■ Short task ■
Repeat the whole listing exactly.

■ Data extract ■

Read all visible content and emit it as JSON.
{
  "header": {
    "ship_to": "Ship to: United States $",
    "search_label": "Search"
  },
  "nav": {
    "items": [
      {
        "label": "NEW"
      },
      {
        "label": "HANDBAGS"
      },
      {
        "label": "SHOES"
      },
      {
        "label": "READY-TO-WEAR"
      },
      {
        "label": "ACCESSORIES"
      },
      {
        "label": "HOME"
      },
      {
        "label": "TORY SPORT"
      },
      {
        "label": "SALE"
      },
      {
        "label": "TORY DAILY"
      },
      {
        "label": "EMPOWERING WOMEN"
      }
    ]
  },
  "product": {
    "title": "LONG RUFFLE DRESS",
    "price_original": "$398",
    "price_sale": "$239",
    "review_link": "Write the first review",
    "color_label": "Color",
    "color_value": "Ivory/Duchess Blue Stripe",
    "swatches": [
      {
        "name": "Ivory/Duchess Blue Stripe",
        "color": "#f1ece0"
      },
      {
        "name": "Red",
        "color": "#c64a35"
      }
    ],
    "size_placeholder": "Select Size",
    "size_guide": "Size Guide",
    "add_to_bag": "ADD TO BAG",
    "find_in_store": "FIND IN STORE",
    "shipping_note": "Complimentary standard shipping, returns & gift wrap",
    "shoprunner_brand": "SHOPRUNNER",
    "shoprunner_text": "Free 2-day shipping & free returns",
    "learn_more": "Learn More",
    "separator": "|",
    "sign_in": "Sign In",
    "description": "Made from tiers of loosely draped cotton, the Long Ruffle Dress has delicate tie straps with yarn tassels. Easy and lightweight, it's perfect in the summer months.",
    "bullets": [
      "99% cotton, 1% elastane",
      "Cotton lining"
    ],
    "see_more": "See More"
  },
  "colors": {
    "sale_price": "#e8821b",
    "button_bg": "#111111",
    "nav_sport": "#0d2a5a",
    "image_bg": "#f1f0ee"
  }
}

■ Worked answer ■
Read all visible content and emit it as JSON.
{
  "header": {
    "ship_to": "Ship to: United States $",
    "search_label": "Search"
  },
  "nav": {
    "items": [
      {
        "label": "NEW"
      },
      {
        "label": "HANDBAGS"
      },
      {
        "label": "SHOES"
      },
      {
        "label": "READY-TO-WEAR"
      },
      {
        "label": "ACCESSORIES"
      },
      {
        "label": "HOME"
      },
      {
        "label": "TORY SPORT"
      },
      {
        "label": "SALE"
      },
      {
        "label": "TORY DAILY"
      },
      {
        "label": "EMPOWERING WOMEN"
      }
    ]
  },
  "product": {
    "title": "LONG RUFFLE DRESS",
    "price_original": "$398",
    "price_sale": "$239",
    "review_link": "Write the first review",
    "color_label": "Color",
    "color_value": "Ivory/Duchess Blue Stripe",
    "swatches": [
      {
        "name": "Ivory/Duchess Blue Stripe",
        "color": "#f1ece0"
      },
      {
        "name": "Red",
        "color": "#c64a35"
      }
    ],
    "size_placeholder": "Select Size",
    "size_guide": "Size Guide",
    "add_to_bag": "ADD TO BAG",
    "find_in_store": "FIND IN STORE",
    "shipping_note": "Complimentary standard shipping, returns & gift wrap",
    "shoprunner_brand": "SHOPRUNNER",
    "shoprunner_text": "Free 2-day shipping & free returns",
    "learn_more": "Learn More",
    "separator": "|",
    "sign_in": "Sign In",
    "description": "Made from tiers of loosely draped cotton, the Long Ruffle Dress has delicate tie straps with yarn tassels. Easy and lightweight, it's perfect in the summer months.",
    "bullets": [
      "99% cotton, 1% elastane",
      "Cotton lining"
    ],
    "see_more": "See More"
  },
  "colors": {
    "sale_price": "#e8821b",
    "button_bg": "#111111",
    "nav_sport": "#0d2a5a",
    "image_bg": "#f1f0ee"
  }
}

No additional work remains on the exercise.